STATED TASK: In the stretch of the data from the line containing "clock: 9:09 bbox=[488, 9, 524, 28]" through the line containing "recent-apps-icon[interactable] bbox=[153, 1237, 177, 1261]", change every "interactable" to "clickable" and reproduce those lines alone, otherwise unchanged.

EXTRACTED INFORMATION:
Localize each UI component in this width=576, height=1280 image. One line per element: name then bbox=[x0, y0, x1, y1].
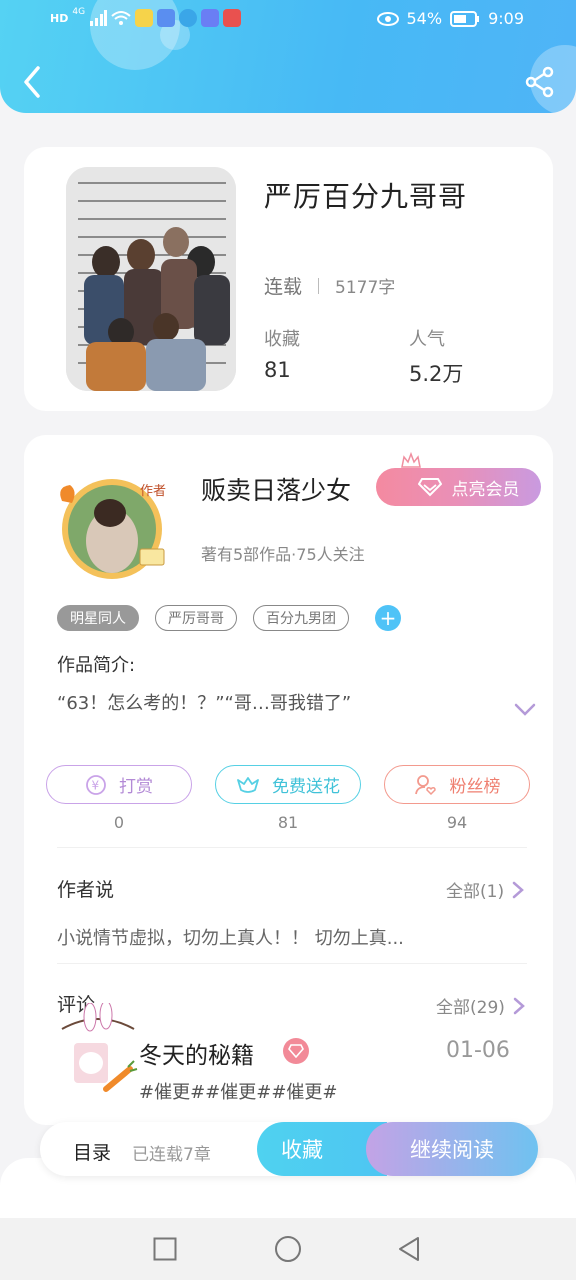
clock: 9:09 bbox=[488, 9, 524, 28]
tip-count: 0 bbox=[113, 813, 125, 832]
app-notification-icon bbox=[157, 9, 176, 27]
author-name[interactable]: 贩卖日落少女 bbox=[201, 471, 351, 507]
send-flower-button[interactable]: 免费送花 bbox=[215, 765, 361, 804]
comment-date: 01-06 bbox=[446, 1038, 510, 1063]
fan-ranking-label: 粉丝榜 bbox=[449, 777, 501, 797]
signal-icon bbox=[90, 10, 108, 26]
flower-icon bbox=[237, 776, 259, 793]
send-flower-label: 免费送花 bbox=[272, 777, 340, 797]
continue-reading-button[interactable]: 继续阅读 bbox=[366, 1122, 538, 1176]
tag-item[interactable]: 明星同人 bbox=[57, 605, 139, 631]
book-detail-card: 作者 贩卖日落少女 点亮会员 著有5部作品·75人关注 明星同人 严厉哥哥 百分… bbox=[24, 435, 553, 1125]
word-count: 5177字 bbox=[335, 278, 396, 298]
tag-list: 明星同人 严厉哥哥 百分九男团 + bbox=[57, 605, 401, 631]
share-icon[interactable] bbox=[524, 66, 556, 98]
tip-label: 打赏 bbox=[119, 777, 153, 797]
author-says-more-link[interactable]: 全部(1) bbox=[446, 877, 524, 902]
author-avatar[interactable]: 作者 bbox=[42, 471, 182, 581]
battery-percent: 54% bbox=[406, 9, 443, 28]
tip-button[interactable]: ¥ 打赏 bbox=[46, 765, 192, 804]
commenter-avatar[interactable] bbox=[58, 1000, 138, 1099]
favorites-value: 81 bbox=[264, 358, 291, 382]
favorites-label: 收藏 bbox=[264, 329, 300, 350]
tag-item[interactable]: 百分九男团 bbox=[253, 605, 349, 631]
intro-text: “63！怎么考的！？”“哥…哥我错了” bbox=[57, 693, 352, 714]
user-heart-icon bbox=[414, 774, 436, 795]
comments-more-link[interactable]: 全部(29) bbox=[436, 993, 525, 1018]
system-nav-bar bbox=[0, 1218, 576, 1280]
hd-label: HD bbox=[50, 11, 69, 25]
recent-apps-icon[interactable] bbox=[153, 1237, 177, 1261]
yen-coin-icon: ¥ bbox=[86, 774, 106, 795]
serial-status: 连载 bbox=[264, 276, 303, 298]
status-bar: HD 4G 54% 9:09 bbox=[0, 0, 576, 40]
book-cover-image[interactable] bbox=[66, 167, 236, 391]
taobao-icon bbox=[223, 9, 242, 27]
book-title: 严厉百分九哥哥 bbox=[264, 180, 468, 213]
book-meta: 连载 5177字 bbox=[264, 272, 395, 299]
chevron-right-icon bbox=[512, 881, 524, 898]
tag-item[interactable]: 严厉哥哥 bbox=[155, 605, 237, 631]
vip-button[interactable]: 点亮会员 bbox=[376, 468, 541, 506]
collect-label: 收藏 bbox=[281, 1138, 323, 1162]
continue-reading-label: 继续阅读 bbox=[410, 1138, 494, 1162]
app-notification-icon bbox=[135, 9, 154, 27]
popularity-value: 5.2万 bbox=[409, 362, 464, 386]
book-info-card: 严厉百分九哥哥 连载 5177字 收藏 81 人气 5.2万 bbox=[24, 147, 553, 411]
battery-icon bbox=[450, 10, 480, 27]
header: HD 4G 54% 9:09 bbox=[0, 0, 576, 113]
wifi-icon bbox=[111, 11, 131, 25]
message-icon bbox=[179, 9, 198, 27]
back-nav-icon[interactable] bbox=[397, 1236, 421, 1262]
vip-label: 点亮会员 bbox=[451, 479, 520, 500]
back-arrow-icon[interactable] bbox=[18, 64, 48, 100]
intro-label: 作品简介: bbox=[57, 655, 136, 676]
diamond-icon bbox=[417, 478, 442, 497]
add-tag-button[interactable]: + bbox=[375, 605, 401, 631]
fan-count: 94 bbox=[446, 813, 468, 832]
comments-more-label: 全部(29) bbox=[436, 998, 505, 1018]
chevron-right-icon bbox=[513, 997, 525, 1014]
chapter-status: 已连载7章 bbox=[132, 1145, 211, 1165]
eye-icon bbox=[376, 11, 399, 26]
author-info: 著有5部作品·75人关注 bbox=[201, 545, 365, 564]
divider bbox=[318, 277, 320, 294]
toc-button[interactable]: 目录 bbox=[73, 1138, 111, 1165]
author-note[interactable]: 小说情节虚拟，切勿上真人！！ 切勿上真... bbox=[57, 924, 404, 950]
home-icon[interactable] bbox=[274, 1235, 302, 1263]
network-label: 4G bbox=[72, 7, 86, 17]
svg-text:¥: ¥ bbox=[92, 778, 100, 792]
music-icon bbox=[201, 9, 220, 27]
comment-text[interactable]: #催更##催更##催更# bbox=[139, 1078, 338, 1104]
author-badge-text: 作者 bbox=[140, 484, 166, 499]
chevron-down-icon[interactable] bbox=[514, 703, 536, 717]
vip-badge-icon bbox=[283, 1038, 309, 1064]
divider bbox=[57, 847, 527, 848]
flower-count: 81 bbox=[277, 813, 299, 832]
fan-ranking-button[interactable]: 粉丝榜 bbox=[384, 765, 530, 804]
popularity-label: 人气 bbox=[409, 329, 445, 350]
divider bbox=[57, 963, 527, 964]
author-says-more-label: 全部(1) bbox=[446, 882, 505, 902]
commenter-name[interactable]: 冬天的秘籍 bbox=[139, 1036, 254, 1070]
author-says-title: 作者说 bbox=[57, 879, 115, 901]
bottom-action-bar: 目录 已连载7章 收藏 继续阅读 bbox=[40, 1122, 538, 1176]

OUTPUT:
clock: 9:09 bbox=[488, 9, 524, 28]
tip-count: 0 bbox=[113, 813, 125, 832]
app-notification-icon bbox=[157, 9, 176, 27]
author-name[clickable]: 贩卖日落少女 bbox=[201, 471, 351, 507]
send-flower-button[clickable]: 免费送花 bbox=[215, 765, 361, 804]
comment-date: 01-06 bbox=[446, 1038, 510, 1063]
fan-ranking-label: 粉丝榜 bbox=[449, 777, 501, 797]
signal-icon bbox=[90, 10, 108, 26]
flower-icon bbox=[237, 776, 259, 793]
send-flower-label: 免费送花 bbox=[272, 777, 340, 797]
continue-reading-button[clickable]: 继续阅读 bbox=[366, 1122, 538, 1176]
tag-item[clickable]: 明星同人 bbox=[57, 605, 139, 631]
book-detail-card: 作者 贩卖日落少女 点亮会员 著有5部作品·75人关注 明星同人 严厉哥哥 百分… bbox=[24, 435, 553, 1125]
word-count: 5177字 bbox=[335, 278, 396, 298]
tag-list: 明星同人 严厉哥哥 百分九男团 + bbox=[57, 605, 401, 631]
share-icon[clickable] bbox=[524, 66, 556, 98]
tip-label: 打赏 bbox=[119, 777, 153, 797]
author-says-more-link[clickable]: 全部(1) bbox=[446, 877, 524, 902]
author-avatar[clickable]: 作者 bbox=[42, 471, 182, 581]
battery-percent: 54% bbox=[406, 9, 443, 28]
tip-button[clickable]: ¥ 打赏 bbox=[46, 765, 192, 804]
commenter-avatar[clickable] bbox=[58, 1000, 138, 1099]
favorites-value: 81 bbox=[264, 358, 291, 382]
favorites-label: 收藏 bbox=[264, 329, 300, 350]
tag-item[clickable]: 百分九男团 bbox=[253, 605, 349, 631]
intro-text: “63！怎么考的！？”“哥…哥我错了” bbox=[57, 693, 352, 714]
user-heart-icon bbox=[414, 774, 436, 795]
comments-more-link[clickable]: 全部(29) bbox=[436, 993, 525, 1018]
system-nav-bar bbox=[0, 1218, 576, 1280]
hd-label: HD bbox=[50, 11, 69, 25]
recent-apps-icon[clickable] bbox=[153, 1237, 177, 1261]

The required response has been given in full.